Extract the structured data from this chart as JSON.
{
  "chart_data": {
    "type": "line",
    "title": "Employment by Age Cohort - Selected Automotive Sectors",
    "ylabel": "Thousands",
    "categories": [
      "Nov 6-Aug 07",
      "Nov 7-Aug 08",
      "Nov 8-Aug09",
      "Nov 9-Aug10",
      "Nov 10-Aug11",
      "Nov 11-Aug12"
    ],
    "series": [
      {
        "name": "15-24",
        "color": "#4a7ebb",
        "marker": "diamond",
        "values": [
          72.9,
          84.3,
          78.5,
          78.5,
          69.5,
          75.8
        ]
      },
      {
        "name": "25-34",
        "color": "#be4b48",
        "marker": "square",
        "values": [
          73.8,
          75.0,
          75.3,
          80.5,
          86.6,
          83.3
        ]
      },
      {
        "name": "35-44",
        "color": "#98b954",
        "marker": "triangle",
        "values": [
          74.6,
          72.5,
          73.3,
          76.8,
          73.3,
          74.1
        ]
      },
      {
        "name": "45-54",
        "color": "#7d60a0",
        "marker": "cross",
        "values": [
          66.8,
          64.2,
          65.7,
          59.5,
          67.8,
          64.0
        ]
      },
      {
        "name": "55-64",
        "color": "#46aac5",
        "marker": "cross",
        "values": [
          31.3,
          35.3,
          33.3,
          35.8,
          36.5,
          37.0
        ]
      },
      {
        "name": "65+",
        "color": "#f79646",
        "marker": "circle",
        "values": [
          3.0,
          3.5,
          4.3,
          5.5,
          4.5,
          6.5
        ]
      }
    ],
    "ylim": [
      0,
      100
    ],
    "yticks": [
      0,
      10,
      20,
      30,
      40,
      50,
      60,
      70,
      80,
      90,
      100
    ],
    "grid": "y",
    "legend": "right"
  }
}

☆ ☆ ☆ ☆ ☆

TASK TO CARRY OUT: Reproduce the complete set of lines precisely as supplied.

EXERCISE SOLUTION:
Extract the structured data from this chart as JSON.
{
  "chart_data": {
    "type": "line",
    "title": "Employment by Age Cohort - Selected Automotive Sectors",
    "ylabel": "Thousands",
    "categories": [
      "Nov 6-Aug 07",
      "Nov 7-Aug 08",
      "Nov 8-Aug09",
      "Nov 9-Aug10",
      "Nov 10-Aug11",
      "Nov 11-Aug12"
    ],
    "series": [
      {
        "name": "15-24",
        "color": "#4a7ebb",
        "marker": "diamond",
        "values": [
          72.9,
          84.3,
          78.5,
          78.5,
          69.5,
          75.8
        ]
      },
      {
        "name": "25-34",
        "color": "#be4b48",
        "marker": "square",
        "values": [
          73.8,
          75.0,
          75.3,
          80.5,
          86.6,
          83.3
        ]
      },
      {
        "name": "35-44",
        "color": "#98b954",
        "marker": "triangle",
        "values": [
          74.6,
          72.5,
          73.3,
          76.8,
          73.3,
          74.1
        ]
      },
      {
        "name": "45-54",
        "color": "#7d60a0",
        "marker": "cross",
        "values": [
          66.8,
          64.2,
          65.7,
          59.5,
          67.8,
          64.0
        ]
      },
      {
        "name": "55-64",
        "color": "#46aac5",
        "marker": "cross",
        "values": [
          31.3,
          35.3,
          33.3,
          35.8,
          36.5,
          37.0
        ]
      },
      {
        "name": "65+",
        "color": "#f79646",
        "marker": "circle",
        "values": [
          3.0,
          3.5,
          4.3,
          5.5,
          4.5,
          6.5
        ]
      }
    ],
    "ylim": [
      0,
      100
    ],
    "yticks": [
      0,
      10,
      20,
      30,
      40,
      50,
      60,
      70,
      80,
      90,
      100
    ],
    "grid": "y",
    "legend": "right"
  }
}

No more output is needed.